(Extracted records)
┏━━

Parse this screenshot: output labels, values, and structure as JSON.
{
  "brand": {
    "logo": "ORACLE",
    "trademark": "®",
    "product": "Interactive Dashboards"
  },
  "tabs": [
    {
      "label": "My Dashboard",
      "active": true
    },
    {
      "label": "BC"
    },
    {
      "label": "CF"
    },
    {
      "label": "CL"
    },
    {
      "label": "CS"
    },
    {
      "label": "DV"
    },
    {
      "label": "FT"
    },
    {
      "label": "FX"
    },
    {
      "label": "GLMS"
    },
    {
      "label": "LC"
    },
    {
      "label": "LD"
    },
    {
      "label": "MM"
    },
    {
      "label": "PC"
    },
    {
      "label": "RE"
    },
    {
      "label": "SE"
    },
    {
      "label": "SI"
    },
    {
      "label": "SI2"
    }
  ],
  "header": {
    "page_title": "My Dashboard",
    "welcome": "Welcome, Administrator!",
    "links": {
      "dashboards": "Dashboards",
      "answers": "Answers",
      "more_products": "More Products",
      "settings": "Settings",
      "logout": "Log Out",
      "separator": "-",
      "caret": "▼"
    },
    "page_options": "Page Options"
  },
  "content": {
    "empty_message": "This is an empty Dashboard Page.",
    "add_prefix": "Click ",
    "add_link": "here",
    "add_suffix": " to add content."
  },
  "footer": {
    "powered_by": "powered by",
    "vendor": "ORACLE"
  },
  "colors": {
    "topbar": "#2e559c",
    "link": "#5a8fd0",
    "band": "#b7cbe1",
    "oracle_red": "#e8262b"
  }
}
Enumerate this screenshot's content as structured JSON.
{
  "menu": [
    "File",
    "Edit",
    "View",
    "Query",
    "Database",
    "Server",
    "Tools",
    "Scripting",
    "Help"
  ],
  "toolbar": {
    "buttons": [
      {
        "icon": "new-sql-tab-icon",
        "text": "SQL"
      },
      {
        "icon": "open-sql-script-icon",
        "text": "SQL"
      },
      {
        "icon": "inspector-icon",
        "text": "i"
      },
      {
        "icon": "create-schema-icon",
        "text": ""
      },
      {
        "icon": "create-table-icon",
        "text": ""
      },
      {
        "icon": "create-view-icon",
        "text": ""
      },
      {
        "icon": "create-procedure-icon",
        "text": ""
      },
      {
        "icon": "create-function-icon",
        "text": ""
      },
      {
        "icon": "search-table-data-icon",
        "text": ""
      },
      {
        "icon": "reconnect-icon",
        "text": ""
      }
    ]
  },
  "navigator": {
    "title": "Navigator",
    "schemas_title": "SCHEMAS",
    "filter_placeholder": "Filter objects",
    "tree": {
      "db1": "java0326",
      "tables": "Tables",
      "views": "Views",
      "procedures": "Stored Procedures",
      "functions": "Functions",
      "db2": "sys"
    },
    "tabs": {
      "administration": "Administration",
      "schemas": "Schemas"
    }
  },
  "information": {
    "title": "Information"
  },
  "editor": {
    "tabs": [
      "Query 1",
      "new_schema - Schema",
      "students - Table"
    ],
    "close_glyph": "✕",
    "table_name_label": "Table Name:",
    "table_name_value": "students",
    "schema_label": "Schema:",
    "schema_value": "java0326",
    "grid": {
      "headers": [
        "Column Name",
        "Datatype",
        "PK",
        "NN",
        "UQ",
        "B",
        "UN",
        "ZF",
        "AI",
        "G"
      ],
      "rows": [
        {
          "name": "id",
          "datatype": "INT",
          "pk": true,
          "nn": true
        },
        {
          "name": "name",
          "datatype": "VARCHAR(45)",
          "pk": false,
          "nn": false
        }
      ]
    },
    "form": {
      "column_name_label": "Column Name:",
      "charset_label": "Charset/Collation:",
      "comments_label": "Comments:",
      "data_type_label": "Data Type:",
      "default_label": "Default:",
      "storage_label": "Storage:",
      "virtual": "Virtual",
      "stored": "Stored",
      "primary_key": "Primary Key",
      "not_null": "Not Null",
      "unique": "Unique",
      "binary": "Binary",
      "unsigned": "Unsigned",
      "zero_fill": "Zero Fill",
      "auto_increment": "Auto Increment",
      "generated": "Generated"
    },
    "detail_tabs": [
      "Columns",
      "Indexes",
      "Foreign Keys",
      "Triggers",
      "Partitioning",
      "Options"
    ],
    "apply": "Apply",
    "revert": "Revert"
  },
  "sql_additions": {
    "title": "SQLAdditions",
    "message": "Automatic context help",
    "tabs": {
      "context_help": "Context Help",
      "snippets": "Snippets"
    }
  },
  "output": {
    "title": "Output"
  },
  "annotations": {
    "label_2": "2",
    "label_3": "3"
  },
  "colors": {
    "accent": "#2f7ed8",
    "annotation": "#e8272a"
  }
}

┗━━

The listing above should be transcribed in full, exactly as written.

Parse this screenshot: output labels, values, and structure as JSON.
{
  "brand": {
    "logo": "ORACLE",
    "trademark": "®",
    "product": "Interactive Dashboards"
  },
  "tabs": [
    {
      "label": "My Dashboard",
      "active": true
    },
    {
      "label": "BC"
    },
    {
      "label": "CF"
    },
    {
      "label": "CL"
    },
    {
      "label": "CS"
    },
    {
      "label": "DV"
    },
    {
      "label": "FT"
    },
    {
      "label": "FX"
    },
    {
      "label": "GLMS"
    },
    {
      "label": "LC"
    },
    {
      "label": "LD"
    },
    {
      "label": "MM"
    },
    {
      "label": "PC"
    },
    {
      "label": "RE"
    },
    {
      "label": "SE"
    },
    {
      "label": "SI"
    },
    {
      "label": "SI2"
    }
  ],
  "header": {
    "page_title": "My Dashboard",
    "welcome": "Welcome, Administrator!",
    "links": {
      "dashboards": "Dashboards",
      "answers": "Answers",
      "more_products": "More Products",
      "settings": "Settings",
      "logout": "Log Out",
      "separator": "-",
      "caret": "▼"
    },
    "page_options": "Page Options"
  },
  "content": {
    "empty_message": "This is an empty Dashboard Page.",
    "add_prefix": "Click ",
    "add_link": "here",
    "add_suffix": " to add content."
  },
  "footer": {
    "powered_by": "powered by",
    "vendor": "ORACLE"
  },
  "colors": {
    "topbar": "#2e559c",
    "link": "#5a8fd0",
    "band": "#b7cbe1",
    "oracle_red": "#e8262b"
  }
}
Enumerate this screenshot's content as structured JSON.
{
  "menu": [
    "File",
    "Edit",
    "View",
    "Query",
    "Database",
    "Server",
    "Tools",
    "Scripting",
    "Help"
  ],
  "toolbar": {
    "buttons": [
      {
        "icon": "new-sql-tab-icon",
        "text": "SQL"
      },
      {
        "icon": "open-sql-script-icon",
        "text": "SQL"
      },
      {
        "icon": "inspector-icon",
        "text": "i"
      },
      {
        "icon": "create-schema-icon",
        "text": ""
      },
      {
        "icon": "create-table-icon",
        "text": ""
      },
      {
        "icon": "create-view-icon",
        "text": ""
      },
      {
        "icon": "create-procedure-icon",
        "text": ""
      },
      {
        "icon": "create-function-icon",
        "text": ""
      },
      {
        "icon": "search-table-data-icon",
        "text": ""
      },
      {
        "icon": "reconnect-icon",
        "text": ""
      }
    ]
  },
  "navigator": {
    "title": "Navigator",
    "schemas_title": "SCHEMAS",
    "filter_placeholder": "Filter objects",
    "tree": {
      "db1": "java0326",
      "tables": "Tables",
      "views": "Views",
      "procedures": "Stored Procedures",
      "functions": "Functions",
      "db2": "sys"
    },
    "tabs": {
      "administration": "Administration",
      "schemas": "Schemas"
    }
  },
  "information": {
    "title": "Information"
  },
  "editor": {
    "tabs": [
      "Query 1",
      "new_schema - Schema",
      "students - Table"
    ],
    "close_glyph": "✕",
    "table_name_label": "Table Name:",
    "table_name_value": "students",
    "schema_label": "Schema:",
    "schema_value": "java0326",
    "grid": {
      "headers": [
        "Column Name",
        "Datatype",
        "PK",
        "NN",
        "UQ",
        "B",
        "UN",
        "ZF",
        "AI",
        "G"
      ],
      "rows": [
        {
          "name": "id",
          "datatype": "INT",
          "pk": true,
          "nn": true
        },
        {
          "name": "name",
          "datatype": "VARCHAR(45)",
          "pk": false,
          "nn": false
        }
      ]
    },
    "form": {
      "column_name_label": "Column Name:",
      "charset_label": "Charset/Collation:",
      "comments_label": "Comments:",
      "data_type_label": "Data Type:",
      "default_label": "Default:",
      "storage_label": "Storage:",
      "virtual": "Virtual",
      "stored": "Stored",
      "primary_key": "Primary Key",
      "not_null": "Not Null",
      "unique": "Unique",
      "binary": "Binary",
      "unsigned": "Unsigned",
      "zero_fill": "Zero Fill",
      "auto_increment": "Auto Increment",
      "generated": "Generated"
    },
    "detail_tabs": [
      "Columns",
      "Indexes",
      "Foreign Keys",
      "Triggers",
      "Partitioning",
      "Options"
    ],
    "apply": "Apply",
    "revert": "Revert"
  },
  "sql_additions": {
    "title": "SQLAdditions",
    "message": "Automatic context help",
    "tabs": {
      "context_help": "Context Help",
      "snippets": "Snippets"
    }
  },
  "output": {
    "title": "Output"
  },
  "annotations": {
    "label_2": "2",
    "label_3": "3"
  },
  "colors": {
    "accent": "#2f7ed8",
    "annotation": "#e8272a"
  }
}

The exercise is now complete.